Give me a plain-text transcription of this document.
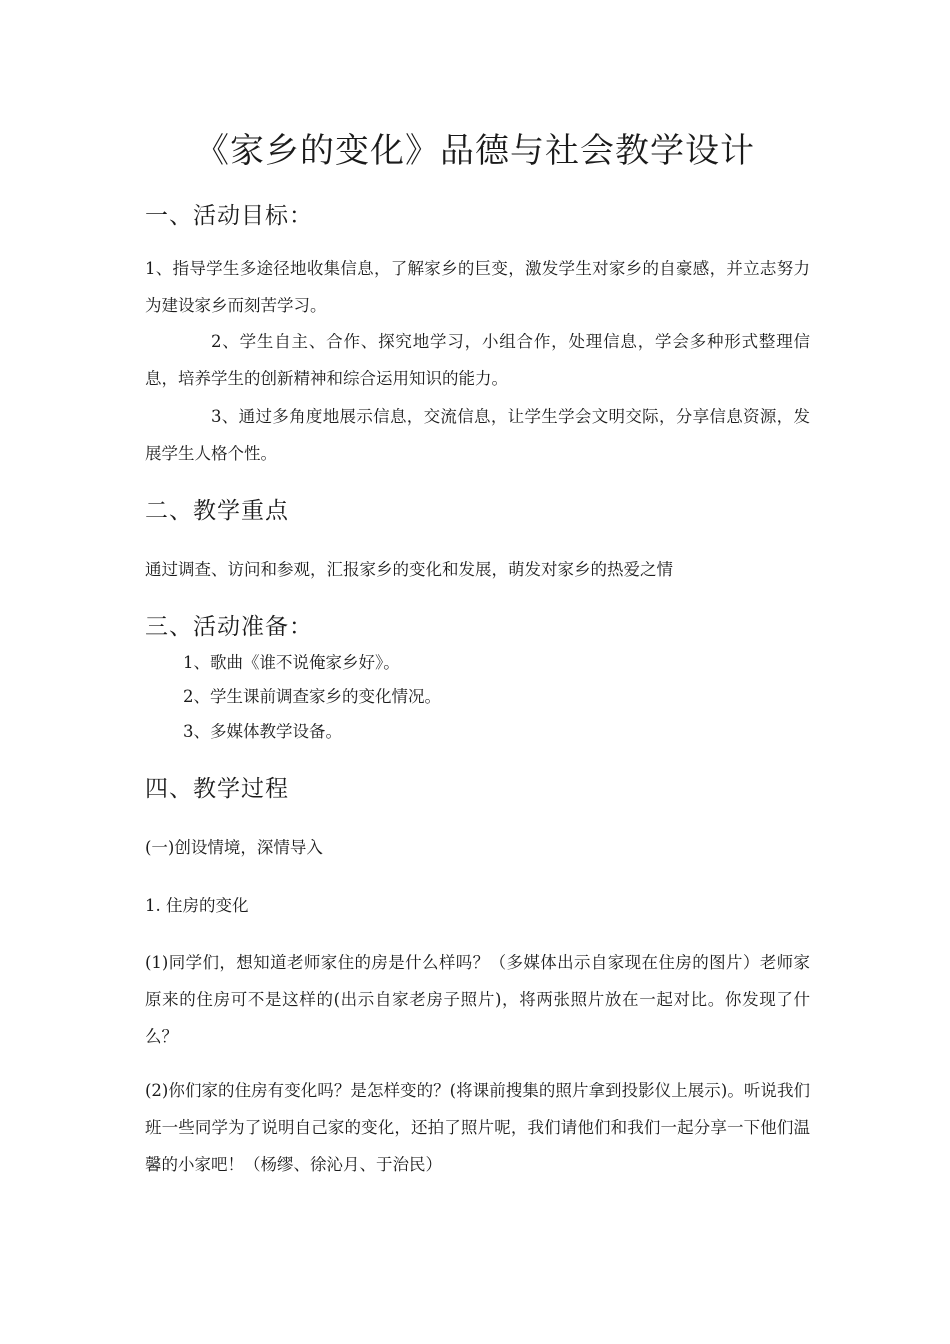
《家乡的变化》品德与社会教学设计
一、活动目标：
1、指导学生多途径地收集信息，了解家乡的巨变，激发学生对家乡的自豪感，并立志努力为建设家乡而刻苦学习。
2、学生自主、合作、探究地学习，小组合作，处理信息，学会多种形式整理信息，培养学生的创新精神和综合运用知识的能力。
3、通过多角度地展示信息，交流信息，让学生学会文明交际，分享信息资源，发展学生人格个性。
二、教学重点
通过调查、访问和参观，汇报家乡的变化和发展，萌发对家乡的热爱之情
三、活动准备：
1、歌曲《谁不说俺家乡好》。
2、学生课前调查家乡的变化情况。
3、多媒体教学设备。
四、教学过程
(一)创设情境，深情导入
1. 住房的变化
(1)同学们，想知道老师家住的房是什么样吗？（多媒体出示自家现在住房的图片）老师家原来的住房可不是这样的(出示自家老房子照片)，将两张照片放在一起对比。你发现了什么？
(2)你们家的住房有变化吗？是怎样变的？(将课前搜集的照片拿到投影仪上展示)。听说我们班一些同学为了说明自己家的变化，还拍了照片呢，我们请他们和我们一起分享一下他们温馨的小家吧！（杨缪、徐沁月、于治民）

=======

▸ **REQUIRED TASK**:
In your copy of the records, include no pictures; repeat everything else exactly.

▸ **EXERCISE SOLUTION**:
Give me a plain-text transcription of this document.
《家乡的变化》品德与社会教学设计
一、活动目标：
1、指导学生多途径地收集信息，了解家乡的巨变，激发学生对家乡的自豪感，并立志努力为建设家乡而刻苦学习。
2、学生自主、合作、探究地学习，小组合作，处理信息，学会多种形式整理信息，培养学生的创新精神和综合运用知识的能力。
3、通过多角度地展示信息，交流信息，让学生学会文明交际，分享信息资源，发展学生人格个性。
二、教学重点
通过调查、访问和参观，汇报家乡的变化和发展，萌发对家乡的热爱之情
三、活动准备：
1、歌曲《谁不说俺家乡好》。
2、学生课前调查家乡的变化情况。
3、多媒体教学设备。
四、教学过程
(一)创设情境，深情导入
1. 住房的变化
(1)同学们，想知道老师家住的房是什么样吗？（多媒体出示自家现在住房的图片）老师家原来的住房可不是这样的(出示自家老房子照片)，将两张照片放在一起对比。你发现了什么？
(2)你们家的住房有变化吗？是怎样变的？(将课前搜集的照片拿到投影仪上展示)。听说我们班一些同学为了说明自己家的变化，还拍了照片呢，我们请他们和我们一起分享一下他们温馨的小家吧！（杨缪、徐沁月、于治民）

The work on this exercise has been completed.